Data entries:
• • • •

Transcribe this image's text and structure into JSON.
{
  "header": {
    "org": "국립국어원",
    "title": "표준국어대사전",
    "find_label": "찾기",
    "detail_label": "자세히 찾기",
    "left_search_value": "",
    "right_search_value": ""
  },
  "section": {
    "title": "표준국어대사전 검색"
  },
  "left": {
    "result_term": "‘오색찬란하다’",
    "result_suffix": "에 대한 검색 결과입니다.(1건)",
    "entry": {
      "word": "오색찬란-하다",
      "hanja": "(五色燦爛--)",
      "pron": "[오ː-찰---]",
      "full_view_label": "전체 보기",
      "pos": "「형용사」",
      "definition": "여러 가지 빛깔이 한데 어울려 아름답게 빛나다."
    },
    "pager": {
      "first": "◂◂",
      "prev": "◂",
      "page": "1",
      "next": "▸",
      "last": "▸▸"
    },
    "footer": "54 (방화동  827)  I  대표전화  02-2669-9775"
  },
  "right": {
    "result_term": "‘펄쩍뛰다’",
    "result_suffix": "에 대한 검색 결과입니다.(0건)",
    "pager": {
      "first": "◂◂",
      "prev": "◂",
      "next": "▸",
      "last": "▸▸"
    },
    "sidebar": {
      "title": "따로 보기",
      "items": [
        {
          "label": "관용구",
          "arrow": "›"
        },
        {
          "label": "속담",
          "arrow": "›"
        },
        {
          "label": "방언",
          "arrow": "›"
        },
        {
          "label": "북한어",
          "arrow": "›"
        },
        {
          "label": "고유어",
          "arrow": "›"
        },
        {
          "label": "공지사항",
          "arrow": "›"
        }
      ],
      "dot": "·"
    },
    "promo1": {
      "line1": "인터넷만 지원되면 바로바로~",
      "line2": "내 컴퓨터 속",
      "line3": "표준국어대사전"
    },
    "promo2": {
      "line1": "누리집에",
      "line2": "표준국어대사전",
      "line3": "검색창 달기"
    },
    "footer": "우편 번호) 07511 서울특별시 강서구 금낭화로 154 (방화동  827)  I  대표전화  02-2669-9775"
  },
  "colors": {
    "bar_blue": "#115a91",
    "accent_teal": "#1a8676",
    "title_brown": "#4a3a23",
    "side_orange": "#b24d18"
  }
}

• • • •

What is required: Repeat the material above in full, keeping every word.

Answer to this problem:
Transcribe this image's text and structure into JSON.
{
  "header": {
    "org": "국립국어원",
    "title": "표준국어대사전",
    "find_label": "찾기",
    "detail_label": "자세히 찾기",
    "left_search_value": "",
    "right_search_value": ""
  },
  "section": {
    "title": "표준국어대사전 검색"
  },
  "left": {
    "result_term": "‘오색찬란하다’",
    "result_suffix": "에 대한 검색 결과입니다.(1건)",
    "entry": {
      "word": "오색찬란-하다",
      "hanja": "(五色燦爛--)",
      "pron": "[오ː-찰---]",
      "full_view_label": "전체 보기",
      "pos": "「형용사」",
      "definition": "여러 가지 빛깔이 한데 어울려 아름답게 빛나다."
    },
    "pager": {
      "first": "◂◂",
      "prev": "◂",
      "page": "1",
      "next": "▸",
      "last": "▸▸"
    },
    "footer": "54 (방화동  827)  I  대표전화  02-2669-9775"
  },
  "right": {
    "result_term": "‘펄쩍뛰다’",
    "result_suffix": "에 대한 검색 결과입니다.(0건)",
    "pager": {
      "first": "◂◂",
      "prev": "◂",
      "next": "▸",
      "last": "▸▸"
    },
    "sidebar": {
      "title": "따로 보기",
      "items": [
        {
          "label": "관용구",
          "arrow": "›"
        },
        {
          "label": "속담",
          "arrow": "›"
        },
        {
          "label": "방언",
          "arrow": "›"
        },
        {
          "label": "북한어",
          "arrow": "›"
        },
        {
          "label": "고유어",
          "arrow": "›"
        },
        {
          "label": "공지사항",
          "arrow": "›"
        }
      ],
      "dot": "·"
    },
    "promo1": {
      "line1": "인터넷만 지원되면 바로바로~",
      "line2": "내 컴퓨터 속",
      "line3": "표준국어대사전"
    },
    "promo2": {
      "line1": "누리집에",
      "line2": "표준국어대사전",
      "line3": "검색창 달기"
    },
    "footer": "우편 번호) 07511 서울특별시 강서구 금낭화로 154 (방화동  827)  I  대표전화  02-2669-9775"
  },
  "colors": {
    "bar_blue": "#115a91",
    "accent_teal": "#1a8676",
    "title_brown": "#4a3a23",
    "side_orange": "#b24d18"
  }
}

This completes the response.